Instructions for the task = Take the line that contains "What's the underlying" as the first line and the last line of the material below as the final one; reproduce exactly the lines between, inclusive.

Listed records =
━━━━

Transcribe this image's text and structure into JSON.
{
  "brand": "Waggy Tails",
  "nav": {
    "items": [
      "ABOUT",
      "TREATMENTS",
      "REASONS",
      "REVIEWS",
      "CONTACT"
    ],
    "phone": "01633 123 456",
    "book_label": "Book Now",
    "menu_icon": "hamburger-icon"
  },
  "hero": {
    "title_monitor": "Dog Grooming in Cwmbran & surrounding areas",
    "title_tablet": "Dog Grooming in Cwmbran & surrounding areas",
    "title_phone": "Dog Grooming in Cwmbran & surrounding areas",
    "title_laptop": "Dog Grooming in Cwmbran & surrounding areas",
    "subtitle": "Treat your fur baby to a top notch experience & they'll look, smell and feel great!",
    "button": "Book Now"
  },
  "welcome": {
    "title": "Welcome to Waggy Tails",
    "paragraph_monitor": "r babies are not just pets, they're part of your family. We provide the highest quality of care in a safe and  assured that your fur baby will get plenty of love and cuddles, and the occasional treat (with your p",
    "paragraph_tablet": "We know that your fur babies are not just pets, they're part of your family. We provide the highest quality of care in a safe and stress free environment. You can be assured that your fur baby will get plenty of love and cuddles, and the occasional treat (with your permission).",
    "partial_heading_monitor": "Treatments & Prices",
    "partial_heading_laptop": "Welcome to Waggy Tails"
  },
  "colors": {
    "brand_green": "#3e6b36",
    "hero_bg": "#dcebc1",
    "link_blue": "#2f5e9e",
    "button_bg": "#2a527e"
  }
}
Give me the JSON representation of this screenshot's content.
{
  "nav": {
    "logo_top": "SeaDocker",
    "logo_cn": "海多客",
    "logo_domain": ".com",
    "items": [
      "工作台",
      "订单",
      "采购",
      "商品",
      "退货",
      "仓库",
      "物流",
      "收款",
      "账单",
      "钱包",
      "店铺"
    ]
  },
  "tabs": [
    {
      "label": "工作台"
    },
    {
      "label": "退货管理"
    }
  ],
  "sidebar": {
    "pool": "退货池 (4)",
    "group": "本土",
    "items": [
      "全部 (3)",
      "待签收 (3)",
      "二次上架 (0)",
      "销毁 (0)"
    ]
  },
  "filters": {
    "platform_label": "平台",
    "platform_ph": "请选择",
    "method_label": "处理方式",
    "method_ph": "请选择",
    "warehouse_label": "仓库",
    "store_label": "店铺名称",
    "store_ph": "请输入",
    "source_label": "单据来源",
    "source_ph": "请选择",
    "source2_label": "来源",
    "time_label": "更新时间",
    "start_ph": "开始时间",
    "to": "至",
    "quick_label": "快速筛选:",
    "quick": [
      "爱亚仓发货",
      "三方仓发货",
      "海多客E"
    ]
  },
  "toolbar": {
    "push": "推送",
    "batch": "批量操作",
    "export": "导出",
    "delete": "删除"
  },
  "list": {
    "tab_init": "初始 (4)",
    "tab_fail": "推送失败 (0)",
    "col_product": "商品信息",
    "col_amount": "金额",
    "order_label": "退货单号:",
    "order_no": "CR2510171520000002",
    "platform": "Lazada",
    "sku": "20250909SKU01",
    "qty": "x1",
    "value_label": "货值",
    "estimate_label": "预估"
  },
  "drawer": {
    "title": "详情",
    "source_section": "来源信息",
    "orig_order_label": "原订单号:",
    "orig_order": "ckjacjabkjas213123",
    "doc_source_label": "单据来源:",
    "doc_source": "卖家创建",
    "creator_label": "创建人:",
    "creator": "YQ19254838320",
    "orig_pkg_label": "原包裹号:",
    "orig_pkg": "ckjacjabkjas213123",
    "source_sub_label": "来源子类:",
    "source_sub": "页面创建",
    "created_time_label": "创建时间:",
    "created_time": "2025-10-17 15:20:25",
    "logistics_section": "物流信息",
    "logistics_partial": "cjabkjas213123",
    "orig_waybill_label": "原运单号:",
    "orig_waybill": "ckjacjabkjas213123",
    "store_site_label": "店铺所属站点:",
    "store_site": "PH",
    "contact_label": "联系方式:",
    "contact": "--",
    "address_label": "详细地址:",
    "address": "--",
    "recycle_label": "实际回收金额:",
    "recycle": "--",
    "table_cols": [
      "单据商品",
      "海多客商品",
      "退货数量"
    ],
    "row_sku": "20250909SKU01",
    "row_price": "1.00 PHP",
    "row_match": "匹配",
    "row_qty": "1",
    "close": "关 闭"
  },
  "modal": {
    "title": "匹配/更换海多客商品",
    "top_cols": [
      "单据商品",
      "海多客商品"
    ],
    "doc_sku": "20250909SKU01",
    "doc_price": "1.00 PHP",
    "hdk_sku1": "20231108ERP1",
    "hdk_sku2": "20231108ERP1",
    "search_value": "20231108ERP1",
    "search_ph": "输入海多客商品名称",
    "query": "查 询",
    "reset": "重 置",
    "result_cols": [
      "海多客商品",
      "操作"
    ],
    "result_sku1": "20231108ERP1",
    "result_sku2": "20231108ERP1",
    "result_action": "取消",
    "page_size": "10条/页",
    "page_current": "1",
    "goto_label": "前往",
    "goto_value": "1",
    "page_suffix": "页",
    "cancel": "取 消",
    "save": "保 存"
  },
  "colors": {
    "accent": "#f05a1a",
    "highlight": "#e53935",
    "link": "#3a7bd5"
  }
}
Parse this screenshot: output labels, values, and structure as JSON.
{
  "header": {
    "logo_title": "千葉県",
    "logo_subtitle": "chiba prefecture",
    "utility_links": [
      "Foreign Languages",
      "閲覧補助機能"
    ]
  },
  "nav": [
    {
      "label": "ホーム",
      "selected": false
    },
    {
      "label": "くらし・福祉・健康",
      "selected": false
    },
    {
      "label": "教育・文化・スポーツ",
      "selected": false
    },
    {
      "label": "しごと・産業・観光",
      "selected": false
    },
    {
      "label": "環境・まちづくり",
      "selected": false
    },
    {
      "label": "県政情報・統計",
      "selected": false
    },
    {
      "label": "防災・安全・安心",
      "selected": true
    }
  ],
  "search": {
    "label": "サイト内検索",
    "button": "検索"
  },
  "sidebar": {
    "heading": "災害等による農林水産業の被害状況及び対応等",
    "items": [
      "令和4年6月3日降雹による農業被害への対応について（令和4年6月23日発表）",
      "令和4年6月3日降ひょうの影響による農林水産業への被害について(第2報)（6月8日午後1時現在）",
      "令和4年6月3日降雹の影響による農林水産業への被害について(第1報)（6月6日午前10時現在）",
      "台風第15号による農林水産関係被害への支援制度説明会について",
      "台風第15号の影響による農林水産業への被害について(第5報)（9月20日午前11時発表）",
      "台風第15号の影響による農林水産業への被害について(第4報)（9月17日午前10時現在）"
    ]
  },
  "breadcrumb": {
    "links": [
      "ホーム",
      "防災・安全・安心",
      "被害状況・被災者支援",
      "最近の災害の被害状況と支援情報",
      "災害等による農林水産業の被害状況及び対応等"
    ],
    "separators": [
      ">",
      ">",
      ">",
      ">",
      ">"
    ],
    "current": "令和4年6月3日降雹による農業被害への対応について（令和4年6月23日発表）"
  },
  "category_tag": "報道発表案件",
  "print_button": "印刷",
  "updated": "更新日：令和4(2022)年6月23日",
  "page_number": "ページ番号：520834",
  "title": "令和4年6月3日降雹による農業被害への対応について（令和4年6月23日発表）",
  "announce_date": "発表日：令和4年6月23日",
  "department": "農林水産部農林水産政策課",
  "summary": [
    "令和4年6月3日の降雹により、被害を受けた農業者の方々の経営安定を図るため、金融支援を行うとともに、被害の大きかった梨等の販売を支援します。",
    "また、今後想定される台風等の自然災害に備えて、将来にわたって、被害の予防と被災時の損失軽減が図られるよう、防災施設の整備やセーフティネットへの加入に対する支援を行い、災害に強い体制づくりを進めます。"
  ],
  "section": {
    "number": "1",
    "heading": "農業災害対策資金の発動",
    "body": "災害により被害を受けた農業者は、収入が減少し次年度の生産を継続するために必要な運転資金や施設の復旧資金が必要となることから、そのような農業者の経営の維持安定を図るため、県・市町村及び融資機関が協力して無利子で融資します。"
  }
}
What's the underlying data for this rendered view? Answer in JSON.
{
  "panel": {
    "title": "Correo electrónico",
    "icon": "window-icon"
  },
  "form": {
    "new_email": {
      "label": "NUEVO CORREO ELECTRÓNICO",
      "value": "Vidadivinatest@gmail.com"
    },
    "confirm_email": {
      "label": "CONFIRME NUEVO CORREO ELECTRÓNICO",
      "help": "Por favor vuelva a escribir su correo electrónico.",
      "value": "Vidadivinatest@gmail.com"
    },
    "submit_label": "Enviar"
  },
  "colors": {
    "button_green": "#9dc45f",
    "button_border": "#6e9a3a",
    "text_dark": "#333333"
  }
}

━━━━

Complete answer =
What's the underlying data for this rendered view? Answer in JSON.
{
  "panel": {
    "title": "Correo electrónico",
    "icon": "window-icon"
  },
  "form": {
    "new_email": {
      "label": "NUEVO CORREO ELECTRÓNICO",
      "value": "Vidadivinatest@gmail.com"
    },
    "confirm_email": {
      "label": "CONFIRME NUEVO CORREO ELECTRÓNICO",
      "help": "Por favor vuelva a escribir su correo electrónico.",
      "value": "Vidadivinatest@gmail.com"
    },
    "submit_label": "Enviar"
  },
  "colors": {
    "button_green": "#9dc45f",
    "button_border": "#6e9a3a",
    "text_dark": "#333333"
  }
}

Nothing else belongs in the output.